* What you have to do: Every line with the word "οποία" in it should be extracted from the data that follows.
■ ■ ■ ■ ■
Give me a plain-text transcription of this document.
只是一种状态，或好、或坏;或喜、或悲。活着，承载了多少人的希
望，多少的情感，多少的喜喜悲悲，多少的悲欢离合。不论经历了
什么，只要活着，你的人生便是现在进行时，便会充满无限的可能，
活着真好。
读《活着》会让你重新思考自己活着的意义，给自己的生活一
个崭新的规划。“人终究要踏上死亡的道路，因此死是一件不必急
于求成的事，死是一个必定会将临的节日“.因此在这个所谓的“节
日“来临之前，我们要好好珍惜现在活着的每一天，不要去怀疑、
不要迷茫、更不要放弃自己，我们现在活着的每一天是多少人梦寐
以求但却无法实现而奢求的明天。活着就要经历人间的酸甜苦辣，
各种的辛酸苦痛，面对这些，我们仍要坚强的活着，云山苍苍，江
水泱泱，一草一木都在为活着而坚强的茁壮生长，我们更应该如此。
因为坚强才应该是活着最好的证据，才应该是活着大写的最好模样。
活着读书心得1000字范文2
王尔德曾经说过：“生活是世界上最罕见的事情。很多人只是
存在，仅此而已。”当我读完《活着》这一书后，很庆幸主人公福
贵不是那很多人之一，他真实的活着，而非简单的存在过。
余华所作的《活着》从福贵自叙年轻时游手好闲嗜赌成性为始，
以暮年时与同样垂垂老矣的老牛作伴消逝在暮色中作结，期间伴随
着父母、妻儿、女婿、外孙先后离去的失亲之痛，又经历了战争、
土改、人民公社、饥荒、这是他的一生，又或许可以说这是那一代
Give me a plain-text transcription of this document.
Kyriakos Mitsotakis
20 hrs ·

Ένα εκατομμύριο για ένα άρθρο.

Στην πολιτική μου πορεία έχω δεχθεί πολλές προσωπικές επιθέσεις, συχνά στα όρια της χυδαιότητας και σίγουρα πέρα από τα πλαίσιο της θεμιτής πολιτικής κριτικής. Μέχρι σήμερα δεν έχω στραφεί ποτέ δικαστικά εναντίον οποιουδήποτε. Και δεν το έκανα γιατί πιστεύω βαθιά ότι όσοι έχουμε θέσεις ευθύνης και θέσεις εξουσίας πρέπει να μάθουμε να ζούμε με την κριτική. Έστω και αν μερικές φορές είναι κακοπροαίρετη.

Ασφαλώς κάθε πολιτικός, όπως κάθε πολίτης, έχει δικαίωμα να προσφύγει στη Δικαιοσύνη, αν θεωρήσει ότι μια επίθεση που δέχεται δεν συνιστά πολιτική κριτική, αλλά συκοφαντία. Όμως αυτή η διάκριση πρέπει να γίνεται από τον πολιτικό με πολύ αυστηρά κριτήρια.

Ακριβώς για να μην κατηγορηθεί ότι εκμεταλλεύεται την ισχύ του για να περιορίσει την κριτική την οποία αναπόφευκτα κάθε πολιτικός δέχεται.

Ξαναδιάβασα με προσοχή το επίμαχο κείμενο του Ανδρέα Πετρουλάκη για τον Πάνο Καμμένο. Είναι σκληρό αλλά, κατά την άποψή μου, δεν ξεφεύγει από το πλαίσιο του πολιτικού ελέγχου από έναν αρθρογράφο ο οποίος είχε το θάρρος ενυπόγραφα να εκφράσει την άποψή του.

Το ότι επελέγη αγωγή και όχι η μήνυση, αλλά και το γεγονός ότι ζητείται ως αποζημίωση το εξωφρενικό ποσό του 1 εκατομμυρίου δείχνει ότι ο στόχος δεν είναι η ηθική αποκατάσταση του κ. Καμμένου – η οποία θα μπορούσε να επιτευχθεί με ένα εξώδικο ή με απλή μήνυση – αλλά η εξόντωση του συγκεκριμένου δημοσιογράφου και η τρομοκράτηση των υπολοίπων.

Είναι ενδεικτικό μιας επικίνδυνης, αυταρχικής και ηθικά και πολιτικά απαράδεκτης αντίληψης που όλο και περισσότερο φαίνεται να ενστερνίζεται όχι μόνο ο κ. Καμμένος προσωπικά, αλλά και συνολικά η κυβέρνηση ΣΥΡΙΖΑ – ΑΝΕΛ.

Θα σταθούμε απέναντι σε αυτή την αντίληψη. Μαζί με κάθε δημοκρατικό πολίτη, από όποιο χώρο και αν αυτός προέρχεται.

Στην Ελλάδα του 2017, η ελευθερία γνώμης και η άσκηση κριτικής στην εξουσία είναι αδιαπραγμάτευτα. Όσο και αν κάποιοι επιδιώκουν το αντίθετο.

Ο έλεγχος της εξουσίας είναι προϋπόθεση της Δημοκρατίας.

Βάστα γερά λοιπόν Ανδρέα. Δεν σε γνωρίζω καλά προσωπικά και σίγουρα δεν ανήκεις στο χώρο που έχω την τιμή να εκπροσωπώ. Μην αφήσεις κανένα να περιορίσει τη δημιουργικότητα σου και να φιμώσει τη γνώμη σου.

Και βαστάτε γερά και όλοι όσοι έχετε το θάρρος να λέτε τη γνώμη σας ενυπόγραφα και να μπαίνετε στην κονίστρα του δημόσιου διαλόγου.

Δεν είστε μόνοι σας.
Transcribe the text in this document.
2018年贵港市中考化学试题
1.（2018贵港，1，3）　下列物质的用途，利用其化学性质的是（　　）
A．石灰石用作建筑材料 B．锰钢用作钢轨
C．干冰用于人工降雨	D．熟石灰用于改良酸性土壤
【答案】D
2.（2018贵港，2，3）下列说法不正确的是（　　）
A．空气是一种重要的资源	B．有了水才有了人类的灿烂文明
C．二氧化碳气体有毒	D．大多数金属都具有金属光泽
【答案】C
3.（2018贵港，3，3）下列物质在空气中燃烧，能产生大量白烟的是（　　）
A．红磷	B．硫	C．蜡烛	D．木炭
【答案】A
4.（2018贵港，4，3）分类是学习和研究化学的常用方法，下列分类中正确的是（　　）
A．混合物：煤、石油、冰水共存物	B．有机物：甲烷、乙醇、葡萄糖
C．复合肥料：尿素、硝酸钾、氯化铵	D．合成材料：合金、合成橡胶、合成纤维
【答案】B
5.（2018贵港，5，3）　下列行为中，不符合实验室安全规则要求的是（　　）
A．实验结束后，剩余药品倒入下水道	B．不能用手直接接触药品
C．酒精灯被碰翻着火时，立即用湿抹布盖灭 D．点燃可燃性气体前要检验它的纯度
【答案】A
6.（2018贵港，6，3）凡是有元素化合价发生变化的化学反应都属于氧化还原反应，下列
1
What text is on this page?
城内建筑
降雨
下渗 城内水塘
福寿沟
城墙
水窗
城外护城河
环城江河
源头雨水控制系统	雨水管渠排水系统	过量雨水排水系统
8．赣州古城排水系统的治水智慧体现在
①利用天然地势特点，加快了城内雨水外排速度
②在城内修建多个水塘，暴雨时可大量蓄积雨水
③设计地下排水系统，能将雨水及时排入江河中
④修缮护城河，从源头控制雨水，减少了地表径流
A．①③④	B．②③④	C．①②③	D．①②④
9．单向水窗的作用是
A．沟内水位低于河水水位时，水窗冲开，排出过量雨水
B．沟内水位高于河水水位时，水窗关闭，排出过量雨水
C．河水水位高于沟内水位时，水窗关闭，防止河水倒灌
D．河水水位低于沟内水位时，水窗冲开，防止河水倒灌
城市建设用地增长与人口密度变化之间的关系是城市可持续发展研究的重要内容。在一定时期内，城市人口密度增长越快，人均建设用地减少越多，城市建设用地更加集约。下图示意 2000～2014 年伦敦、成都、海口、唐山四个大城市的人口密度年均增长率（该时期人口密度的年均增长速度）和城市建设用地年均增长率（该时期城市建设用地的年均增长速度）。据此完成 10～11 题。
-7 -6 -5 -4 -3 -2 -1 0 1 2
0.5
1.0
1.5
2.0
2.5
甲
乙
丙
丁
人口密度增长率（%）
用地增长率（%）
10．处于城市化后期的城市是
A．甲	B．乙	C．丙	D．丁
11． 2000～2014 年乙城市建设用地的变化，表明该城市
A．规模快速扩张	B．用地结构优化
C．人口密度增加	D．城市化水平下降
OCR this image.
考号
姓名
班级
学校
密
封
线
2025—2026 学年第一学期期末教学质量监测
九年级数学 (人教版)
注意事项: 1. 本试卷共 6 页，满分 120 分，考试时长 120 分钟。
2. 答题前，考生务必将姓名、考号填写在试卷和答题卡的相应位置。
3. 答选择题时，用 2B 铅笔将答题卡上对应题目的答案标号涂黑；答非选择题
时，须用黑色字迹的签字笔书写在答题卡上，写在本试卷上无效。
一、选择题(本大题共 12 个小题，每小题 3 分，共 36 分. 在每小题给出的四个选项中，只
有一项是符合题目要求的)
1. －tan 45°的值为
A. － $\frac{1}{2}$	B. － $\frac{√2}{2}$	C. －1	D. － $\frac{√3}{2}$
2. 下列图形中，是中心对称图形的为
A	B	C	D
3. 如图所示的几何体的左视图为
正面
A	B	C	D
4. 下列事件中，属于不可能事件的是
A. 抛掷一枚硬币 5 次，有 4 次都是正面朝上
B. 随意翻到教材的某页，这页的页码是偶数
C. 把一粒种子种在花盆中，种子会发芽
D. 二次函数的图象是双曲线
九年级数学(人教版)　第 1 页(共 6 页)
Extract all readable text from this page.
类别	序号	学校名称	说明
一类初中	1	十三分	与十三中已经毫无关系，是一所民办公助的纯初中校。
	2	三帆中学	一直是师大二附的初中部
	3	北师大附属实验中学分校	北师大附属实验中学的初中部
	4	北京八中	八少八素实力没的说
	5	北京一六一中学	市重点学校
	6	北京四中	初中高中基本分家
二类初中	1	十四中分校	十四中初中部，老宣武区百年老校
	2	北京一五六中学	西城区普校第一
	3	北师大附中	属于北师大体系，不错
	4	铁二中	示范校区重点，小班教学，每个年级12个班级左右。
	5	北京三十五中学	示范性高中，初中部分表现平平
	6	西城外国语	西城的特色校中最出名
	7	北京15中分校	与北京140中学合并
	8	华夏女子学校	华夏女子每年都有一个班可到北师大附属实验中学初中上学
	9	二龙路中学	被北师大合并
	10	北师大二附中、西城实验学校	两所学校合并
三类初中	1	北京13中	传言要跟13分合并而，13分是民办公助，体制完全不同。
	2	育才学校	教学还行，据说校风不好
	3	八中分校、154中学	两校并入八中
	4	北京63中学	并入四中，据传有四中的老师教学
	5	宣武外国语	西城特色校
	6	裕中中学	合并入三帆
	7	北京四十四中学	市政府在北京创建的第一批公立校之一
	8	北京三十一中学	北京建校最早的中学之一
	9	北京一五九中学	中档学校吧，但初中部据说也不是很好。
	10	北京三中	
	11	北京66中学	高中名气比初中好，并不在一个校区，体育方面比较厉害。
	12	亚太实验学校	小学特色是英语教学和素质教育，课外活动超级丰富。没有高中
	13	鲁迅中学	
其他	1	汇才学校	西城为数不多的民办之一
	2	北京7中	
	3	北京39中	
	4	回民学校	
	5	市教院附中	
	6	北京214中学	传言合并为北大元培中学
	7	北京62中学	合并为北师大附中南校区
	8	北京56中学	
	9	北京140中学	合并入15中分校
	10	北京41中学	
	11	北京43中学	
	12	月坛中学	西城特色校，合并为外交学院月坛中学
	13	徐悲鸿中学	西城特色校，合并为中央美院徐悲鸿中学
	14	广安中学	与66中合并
■ ■ ■ ■ ■
* Written response:
Ακριβώς για να μην κατηγορηθεί ότι εκμεταλλεύεται την ισχύ του για να περιορίσει την κριτική την οποία αναπόφευκτα κάθε πολιτικός δέχεται.
Το ότι επελέγη αγωγή και όχι η μήνυση, αλλά και το γεγονός ότι ζητείται ως αποζημίωση το εξωφρενικό ποσό του 1 εκατομμυρίου δείχνει ότι ο στόχος δεν είναι η ηθική αποκατάσταση του κ. Καμμένου – η οποία θα μπορούσε να επιτευχθεί με ένα εξώδικο ή με απλή μήνυση – αλλά η εξόντωση του συγκεκριμένου δημοσιογράφου και η τρομοκράτηση των υπολοίπων.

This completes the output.